— What needs to be done —
What is the number of lines that include the word "color"? Provide only that figure.

— START Dataset records —

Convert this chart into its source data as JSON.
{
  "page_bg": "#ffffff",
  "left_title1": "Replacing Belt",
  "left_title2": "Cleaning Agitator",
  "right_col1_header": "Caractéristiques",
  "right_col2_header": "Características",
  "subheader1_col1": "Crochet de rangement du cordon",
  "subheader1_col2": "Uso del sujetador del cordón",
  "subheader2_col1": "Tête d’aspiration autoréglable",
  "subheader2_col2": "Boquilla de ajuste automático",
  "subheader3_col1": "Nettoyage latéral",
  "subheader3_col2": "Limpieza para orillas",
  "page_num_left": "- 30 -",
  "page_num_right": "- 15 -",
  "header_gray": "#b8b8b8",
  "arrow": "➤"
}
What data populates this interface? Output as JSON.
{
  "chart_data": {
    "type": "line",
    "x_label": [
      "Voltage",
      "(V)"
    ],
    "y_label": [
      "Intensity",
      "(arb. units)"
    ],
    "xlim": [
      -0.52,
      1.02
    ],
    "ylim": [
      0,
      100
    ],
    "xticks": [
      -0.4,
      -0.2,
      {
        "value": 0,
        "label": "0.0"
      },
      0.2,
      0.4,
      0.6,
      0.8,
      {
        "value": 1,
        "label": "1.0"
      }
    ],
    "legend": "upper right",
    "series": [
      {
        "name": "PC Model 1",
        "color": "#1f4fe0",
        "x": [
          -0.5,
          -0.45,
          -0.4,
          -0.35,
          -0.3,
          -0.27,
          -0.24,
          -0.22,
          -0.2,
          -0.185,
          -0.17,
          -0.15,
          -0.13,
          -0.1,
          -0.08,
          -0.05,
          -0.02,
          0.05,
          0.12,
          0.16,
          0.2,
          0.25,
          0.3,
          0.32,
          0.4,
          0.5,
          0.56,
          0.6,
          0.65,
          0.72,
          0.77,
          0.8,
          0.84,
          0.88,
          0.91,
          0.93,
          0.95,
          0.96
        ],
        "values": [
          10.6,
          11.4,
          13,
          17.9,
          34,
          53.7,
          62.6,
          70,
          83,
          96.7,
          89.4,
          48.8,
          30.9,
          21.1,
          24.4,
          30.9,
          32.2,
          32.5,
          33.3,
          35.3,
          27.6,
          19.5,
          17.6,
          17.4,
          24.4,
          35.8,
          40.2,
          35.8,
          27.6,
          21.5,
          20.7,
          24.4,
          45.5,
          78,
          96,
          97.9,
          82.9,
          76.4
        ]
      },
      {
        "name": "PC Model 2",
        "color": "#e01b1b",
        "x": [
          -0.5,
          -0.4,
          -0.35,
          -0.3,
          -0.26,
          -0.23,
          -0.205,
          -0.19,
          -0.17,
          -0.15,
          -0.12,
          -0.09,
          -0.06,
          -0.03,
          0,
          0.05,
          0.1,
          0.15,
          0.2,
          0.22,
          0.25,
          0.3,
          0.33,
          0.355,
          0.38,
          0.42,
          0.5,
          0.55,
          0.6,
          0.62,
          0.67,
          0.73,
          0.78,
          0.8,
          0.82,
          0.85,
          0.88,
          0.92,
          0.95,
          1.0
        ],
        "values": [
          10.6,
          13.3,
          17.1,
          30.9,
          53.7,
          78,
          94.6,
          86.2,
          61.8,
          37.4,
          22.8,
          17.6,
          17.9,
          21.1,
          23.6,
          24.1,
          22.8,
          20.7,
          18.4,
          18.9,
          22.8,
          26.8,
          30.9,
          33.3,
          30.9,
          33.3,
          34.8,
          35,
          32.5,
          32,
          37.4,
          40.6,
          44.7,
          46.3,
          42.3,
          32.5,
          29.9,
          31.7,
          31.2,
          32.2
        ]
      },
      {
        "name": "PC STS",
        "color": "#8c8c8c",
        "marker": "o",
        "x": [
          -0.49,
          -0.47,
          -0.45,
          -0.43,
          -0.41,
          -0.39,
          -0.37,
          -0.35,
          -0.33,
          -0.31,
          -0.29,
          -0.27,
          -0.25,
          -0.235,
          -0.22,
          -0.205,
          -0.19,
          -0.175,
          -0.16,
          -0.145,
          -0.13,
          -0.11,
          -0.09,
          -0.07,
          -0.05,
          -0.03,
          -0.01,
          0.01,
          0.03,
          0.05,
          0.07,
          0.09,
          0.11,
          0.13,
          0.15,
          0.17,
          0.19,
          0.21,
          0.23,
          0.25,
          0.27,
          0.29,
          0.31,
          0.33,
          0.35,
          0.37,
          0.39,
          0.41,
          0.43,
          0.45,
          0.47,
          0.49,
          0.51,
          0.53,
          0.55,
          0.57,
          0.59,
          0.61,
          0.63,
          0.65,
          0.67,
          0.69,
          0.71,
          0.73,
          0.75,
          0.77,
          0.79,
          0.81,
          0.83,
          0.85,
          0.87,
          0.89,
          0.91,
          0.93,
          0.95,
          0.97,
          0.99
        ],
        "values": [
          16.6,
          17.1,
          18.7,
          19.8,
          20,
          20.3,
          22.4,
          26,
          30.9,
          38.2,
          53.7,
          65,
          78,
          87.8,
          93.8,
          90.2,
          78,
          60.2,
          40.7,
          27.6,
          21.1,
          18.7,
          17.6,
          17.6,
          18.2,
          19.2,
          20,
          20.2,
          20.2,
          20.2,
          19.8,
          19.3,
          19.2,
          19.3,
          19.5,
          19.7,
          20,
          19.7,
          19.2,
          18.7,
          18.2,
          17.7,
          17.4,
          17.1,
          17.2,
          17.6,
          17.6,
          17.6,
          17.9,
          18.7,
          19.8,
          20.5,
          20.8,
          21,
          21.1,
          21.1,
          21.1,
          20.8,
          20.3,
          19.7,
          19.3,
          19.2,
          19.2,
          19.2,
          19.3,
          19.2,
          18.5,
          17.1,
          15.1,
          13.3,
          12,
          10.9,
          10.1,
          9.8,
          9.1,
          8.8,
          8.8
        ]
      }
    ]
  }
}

— END Dataset records —

— Result of the task —
3